Data rows
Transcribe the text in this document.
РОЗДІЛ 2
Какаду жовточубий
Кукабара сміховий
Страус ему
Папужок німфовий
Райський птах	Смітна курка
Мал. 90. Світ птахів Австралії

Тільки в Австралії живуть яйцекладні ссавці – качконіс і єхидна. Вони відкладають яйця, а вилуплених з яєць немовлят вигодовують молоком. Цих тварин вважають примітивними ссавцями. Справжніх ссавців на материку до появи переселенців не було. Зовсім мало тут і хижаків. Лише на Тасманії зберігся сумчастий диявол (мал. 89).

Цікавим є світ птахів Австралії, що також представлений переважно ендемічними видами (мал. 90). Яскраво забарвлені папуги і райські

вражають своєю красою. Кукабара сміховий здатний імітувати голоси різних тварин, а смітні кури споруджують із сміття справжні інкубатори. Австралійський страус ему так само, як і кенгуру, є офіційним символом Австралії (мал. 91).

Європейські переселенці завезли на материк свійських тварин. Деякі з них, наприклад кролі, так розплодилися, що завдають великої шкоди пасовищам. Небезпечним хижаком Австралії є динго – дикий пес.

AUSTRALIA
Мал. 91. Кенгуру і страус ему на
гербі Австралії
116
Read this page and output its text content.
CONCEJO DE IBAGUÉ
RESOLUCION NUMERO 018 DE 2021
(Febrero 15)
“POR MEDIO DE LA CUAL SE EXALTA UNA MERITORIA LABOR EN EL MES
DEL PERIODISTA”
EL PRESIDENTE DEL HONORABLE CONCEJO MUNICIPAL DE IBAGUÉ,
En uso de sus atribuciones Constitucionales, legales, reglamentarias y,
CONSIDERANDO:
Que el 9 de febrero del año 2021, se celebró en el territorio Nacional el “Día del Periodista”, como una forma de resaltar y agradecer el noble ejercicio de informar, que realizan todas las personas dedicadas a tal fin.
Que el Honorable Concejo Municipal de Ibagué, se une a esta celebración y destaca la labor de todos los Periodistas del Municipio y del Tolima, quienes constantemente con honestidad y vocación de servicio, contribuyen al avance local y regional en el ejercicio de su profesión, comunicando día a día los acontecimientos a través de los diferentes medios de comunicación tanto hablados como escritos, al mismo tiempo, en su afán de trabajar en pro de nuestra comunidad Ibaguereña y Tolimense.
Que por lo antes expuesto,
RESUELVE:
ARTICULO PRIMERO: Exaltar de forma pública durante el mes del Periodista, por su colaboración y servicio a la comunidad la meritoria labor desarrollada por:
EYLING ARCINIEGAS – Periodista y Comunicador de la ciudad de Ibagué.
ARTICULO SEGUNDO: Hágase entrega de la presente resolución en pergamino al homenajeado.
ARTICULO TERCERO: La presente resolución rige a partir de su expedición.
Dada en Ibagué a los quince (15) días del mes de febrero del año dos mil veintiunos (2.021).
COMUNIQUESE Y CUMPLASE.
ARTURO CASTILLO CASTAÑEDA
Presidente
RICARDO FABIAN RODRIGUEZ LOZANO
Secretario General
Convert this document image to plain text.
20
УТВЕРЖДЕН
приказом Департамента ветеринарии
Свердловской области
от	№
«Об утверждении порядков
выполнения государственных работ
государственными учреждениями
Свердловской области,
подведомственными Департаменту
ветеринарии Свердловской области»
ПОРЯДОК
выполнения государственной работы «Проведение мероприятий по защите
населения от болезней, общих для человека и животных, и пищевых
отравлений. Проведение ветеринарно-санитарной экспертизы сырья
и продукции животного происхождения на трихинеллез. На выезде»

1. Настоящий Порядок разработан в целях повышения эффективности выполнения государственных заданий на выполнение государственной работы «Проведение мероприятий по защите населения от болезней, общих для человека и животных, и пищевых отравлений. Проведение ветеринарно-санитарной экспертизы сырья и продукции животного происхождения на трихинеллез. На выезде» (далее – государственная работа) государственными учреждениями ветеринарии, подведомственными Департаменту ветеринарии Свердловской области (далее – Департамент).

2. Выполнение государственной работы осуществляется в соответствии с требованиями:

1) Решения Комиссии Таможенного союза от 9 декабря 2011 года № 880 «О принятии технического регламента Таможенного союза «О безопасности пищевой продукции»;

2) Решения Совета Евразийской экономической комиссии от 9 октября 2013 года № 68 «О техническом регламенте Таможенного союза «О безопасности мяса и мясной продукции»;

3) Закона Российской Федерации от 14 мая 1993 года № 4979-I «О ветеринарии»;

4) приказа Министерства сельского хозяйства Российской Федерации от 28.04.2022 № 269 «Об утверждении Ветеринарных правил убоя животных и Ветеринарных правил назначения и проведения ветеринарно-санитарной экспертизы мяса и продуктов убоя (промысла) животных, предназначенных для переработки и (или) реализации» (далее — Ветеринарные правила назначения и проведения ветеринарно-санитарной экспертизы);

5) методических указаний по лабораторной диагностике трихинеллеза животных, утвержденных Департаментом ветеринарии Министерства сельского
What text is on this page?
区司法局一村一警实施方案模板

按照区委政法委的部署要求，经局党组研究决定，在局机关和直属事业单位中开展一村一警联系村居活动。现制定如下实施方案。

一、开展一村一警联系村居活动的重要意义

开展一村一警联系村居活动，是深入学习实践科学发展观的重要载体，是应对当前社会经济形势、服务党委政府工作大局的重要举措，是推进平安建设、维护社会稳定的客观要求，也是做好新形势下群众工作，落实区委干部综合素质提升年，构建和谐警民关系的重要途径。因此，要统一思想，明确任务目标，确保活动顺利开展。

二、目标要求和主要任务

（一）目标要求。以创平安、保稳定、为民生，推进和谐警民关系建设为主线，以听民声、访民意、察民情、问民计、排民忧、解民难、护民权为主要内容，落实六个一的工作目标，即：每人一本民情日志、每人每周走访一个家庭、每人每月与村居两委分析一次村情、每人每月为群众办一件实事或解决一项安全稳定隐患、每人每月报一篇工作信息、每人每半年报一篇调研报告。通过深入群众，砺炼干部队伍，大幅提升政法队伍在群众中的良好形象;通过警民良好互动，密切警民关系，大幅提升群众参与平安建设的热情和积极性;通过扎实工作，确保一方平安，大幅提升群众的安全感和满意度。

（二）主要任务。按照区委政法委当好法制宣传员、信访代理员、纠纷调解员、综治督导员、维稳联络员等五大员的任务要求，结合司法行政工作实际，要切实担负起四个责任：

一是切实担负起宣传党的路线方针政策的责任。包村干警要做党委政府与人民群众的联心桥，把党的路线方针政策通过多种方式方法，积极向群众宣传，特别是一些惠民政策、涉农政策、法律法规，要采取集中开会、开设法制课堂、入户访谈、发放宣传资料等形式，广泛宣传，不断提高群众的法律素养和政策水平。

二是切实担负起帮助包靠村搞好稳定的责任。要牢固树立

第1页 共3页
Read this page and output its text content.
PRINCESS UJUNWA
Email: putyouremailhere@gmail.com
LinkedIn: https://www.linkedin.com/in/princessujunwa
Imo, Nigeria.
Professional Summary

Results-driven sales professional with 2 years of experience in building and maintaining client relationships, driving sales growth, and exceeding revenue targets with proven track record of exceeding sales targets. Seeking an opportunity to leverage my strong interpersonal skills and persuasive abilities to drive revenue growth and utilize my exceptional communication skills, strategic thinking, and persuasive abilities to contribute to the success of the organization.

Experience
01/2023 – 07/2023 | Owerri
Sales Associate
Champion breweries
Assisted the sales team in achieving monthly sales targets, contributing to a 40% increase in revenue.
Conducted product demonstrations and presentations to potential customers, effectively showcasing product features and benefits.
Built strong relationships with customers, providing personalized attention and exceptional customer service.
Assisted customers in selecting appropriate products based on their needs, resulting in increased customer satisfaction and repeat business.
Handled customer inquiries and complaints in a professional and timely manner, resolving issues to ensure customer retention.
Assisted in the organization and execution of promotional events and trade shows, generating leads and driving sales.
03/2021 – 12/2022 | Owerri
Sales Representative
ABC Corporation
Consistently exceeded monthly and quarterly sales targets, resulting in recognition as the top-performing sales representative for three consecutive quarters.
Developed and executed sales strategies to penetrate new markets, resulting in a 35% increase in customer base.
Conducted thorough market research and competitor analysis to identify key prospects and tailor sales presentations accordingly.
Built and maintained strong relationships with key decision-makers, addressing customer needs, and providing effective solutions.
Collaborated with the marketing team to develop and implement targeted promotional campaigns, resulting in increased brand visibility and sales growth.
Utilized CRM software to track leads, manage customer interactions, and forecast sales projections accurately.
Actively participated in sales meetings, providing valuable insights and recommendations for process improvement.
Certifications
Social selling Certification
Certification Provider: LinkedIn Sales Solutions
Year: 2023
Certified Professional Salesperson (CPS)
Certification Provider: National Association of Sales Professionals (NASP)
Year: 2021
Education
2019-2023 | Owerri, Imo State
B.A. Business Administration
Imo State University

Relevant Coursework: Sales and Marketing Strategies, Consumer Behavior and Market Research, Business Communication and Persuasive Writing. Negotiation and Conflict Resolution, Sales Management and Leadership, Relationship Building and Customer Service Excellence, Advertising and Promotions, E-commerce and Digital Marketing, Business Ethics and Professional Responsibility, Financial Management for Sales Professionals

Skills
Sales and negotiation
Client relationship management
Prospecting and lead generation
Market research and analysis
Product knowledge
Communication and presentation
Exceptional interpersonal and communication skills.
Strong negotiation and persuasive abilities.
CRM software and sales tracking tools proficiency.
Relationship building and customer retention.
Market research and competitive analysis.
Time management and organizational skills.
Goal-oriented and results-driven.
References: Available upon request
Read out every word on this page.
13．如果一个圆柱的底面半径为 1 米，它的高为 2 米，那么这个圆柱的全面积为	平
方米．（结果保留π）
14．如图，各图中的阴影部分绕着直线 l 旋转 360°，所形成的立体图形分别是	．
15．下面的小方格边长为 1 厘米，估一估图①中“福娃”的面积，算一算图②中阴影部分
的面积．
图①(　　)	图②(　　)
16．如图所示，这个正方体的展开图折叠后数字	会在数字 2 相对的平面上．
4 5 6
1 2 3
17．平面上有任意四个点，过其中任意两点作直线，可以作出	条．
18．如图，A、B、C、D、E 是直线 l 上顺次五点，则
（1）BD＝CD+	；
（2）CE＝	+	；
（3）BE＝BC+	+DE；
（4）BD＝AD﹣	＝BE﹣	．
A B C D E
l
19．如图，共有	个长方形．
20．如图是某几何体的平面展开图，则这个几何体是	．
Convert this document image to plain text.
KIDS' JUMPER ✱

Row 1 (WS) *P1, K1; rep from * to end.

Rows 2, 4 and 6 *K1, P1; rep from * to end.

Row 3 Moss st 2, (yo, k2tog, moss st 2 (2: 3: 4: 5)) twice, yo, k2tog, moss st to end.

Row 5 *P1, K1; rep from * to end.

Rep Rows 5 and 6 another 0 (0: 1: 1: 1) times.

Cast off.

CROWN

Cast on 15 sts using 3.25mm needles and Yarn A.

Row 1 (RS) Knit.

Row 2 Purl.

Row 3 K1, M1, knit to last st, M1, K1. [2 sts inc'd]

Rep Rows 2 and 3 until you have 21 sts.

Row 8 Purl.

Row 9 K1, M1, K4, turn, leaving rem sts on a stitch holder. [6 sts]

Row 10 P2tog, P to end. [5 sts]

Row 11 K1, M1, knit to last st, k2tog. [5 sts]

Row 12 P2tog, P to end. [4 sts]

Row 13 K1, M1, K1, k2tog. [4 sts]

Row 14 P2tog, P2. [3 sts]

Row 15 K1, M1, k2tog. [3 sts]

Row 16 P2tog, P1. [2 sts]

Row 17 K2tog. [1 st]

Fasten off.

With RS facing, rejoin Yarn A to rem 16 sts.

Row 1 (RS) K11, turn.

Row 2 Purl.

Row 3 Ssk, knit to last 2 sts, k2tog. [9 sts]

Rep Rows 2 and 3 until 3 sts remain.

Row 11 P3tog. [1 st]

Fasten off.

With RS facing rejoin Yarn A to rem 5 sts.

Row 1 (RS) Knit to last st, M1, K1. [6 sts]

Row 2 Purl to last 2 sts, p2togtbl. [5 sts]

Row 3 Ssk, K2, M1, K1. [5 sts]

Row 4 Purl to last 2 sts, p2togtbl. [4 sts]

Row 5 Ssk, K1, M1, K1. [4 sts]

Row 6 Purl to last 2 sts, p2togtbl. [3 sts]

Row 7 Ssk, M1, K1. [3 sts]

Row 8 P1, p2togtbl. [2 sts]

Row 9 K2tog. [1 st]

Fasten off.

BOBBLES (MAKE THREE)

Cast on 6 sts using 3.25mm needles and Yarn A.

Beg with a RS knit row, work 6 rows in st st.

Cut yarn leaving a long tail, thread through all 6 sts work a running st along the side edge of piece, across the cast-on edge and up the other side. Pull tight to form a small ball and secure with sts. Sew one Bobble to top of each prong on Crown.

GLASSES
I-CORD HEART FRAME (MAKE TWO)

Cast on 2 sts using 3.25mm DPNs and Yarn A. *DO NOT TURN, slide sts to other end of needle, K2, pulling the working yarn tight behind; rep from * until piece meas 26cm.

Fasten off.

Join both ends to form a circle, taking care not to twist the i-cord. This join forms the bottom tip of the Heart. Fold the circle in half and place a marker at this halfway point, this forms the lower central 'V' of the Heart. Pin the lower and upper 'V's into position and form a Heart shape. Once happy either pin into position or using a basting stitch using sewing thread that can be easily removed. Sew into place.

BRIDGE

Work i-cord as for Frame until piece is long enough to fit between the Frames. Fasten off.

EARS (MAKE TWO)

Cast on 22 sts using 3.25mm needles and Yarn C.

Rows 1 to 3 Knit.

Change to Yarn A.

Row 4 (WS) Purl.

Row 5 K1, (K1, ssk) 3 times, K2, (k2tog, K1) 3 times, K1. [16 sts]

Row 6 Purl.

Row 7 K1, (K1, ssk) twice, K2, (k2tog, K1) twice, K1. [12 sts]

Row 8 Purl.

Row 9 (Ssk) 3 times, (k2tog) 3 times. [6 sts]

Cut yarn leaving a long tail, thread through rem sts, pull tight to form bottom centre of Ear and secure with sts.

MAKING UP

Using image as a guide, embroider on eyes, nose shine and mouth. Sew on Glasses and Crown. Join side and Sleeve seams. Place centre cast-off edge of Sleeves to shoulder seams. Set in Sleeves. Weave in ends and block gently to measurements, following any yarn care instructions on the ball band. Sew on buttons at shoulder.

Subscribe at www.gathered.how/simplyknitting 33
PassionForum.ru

Exercise description
Among the lines of the material, find those that hold the word "Owerri" and copy them.

Right answer
01/2023 – 07/2023 | Owerri
03/2021 – 12/2022 | Owerri
2019-2023 | Owerri, Imo State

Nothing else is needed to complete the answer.